**WHAT IS EXPECTED**
Filter the records below and copy every line containing the word "conditions".

**RAW RECORDS**
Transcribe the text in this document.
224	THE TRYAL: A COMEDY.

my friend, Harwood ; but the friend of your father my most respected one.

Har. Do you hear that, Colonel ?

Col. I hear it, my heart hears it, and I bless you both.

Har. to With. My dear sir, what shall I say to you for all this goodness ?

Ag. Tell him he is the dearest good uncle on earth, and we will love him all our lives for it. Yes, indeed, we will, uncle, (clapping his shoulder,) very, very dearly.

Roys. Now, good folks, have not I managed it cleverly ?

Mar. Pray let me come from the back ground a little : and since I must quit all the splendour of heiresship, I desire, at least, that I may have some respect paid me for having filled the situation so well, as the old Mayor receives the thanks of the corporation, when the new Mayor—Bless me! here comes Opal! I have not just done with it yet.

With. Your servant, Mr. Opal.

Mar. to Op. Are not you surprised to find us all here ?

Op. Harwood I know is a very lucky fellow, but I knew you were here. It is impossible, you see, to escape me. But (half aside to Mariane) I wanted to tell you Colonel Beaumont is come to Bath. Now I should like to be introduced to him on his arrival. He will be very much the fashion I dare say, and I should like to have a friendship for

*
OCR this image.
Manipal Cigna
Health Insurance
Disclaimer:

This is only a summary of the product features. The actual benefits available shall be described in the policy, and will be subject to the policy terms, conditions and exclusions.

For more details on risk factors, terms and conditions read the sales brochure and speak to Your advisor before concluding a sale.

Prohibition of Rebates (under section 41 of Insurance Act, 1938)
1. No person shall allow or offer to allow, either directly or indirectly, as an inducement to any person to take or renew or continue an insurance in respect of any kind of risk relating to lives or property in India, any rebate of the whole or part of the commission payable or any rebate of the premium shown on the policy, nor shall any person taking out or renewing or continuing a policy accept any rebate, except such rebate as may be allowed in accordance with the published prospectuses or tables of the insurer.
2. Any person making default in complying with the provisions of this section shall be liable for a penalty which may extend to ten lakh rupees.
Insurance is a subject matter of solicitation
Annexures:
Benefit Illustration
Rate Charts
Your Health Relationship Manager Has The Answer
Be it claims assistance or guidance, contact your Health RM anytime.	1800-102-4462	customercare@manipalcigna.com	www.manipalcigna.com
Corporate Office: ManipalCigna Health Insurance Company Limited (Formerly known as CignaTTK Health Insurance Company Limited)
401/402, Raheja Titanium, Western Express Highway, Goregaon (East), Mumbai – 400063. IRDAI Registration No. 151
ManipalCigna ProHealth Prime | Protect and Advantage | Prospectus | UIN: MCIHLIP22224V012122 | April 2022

**THE COMPLETED TASK**
This is only a summary of the product features. The actual benefits available shall be described in the policy, and will be subject to the policy terms, conditions and exclusions.
For more details on risk factors, terms and conditions read the sales brochure and speak to Your advisor before concluding a sale.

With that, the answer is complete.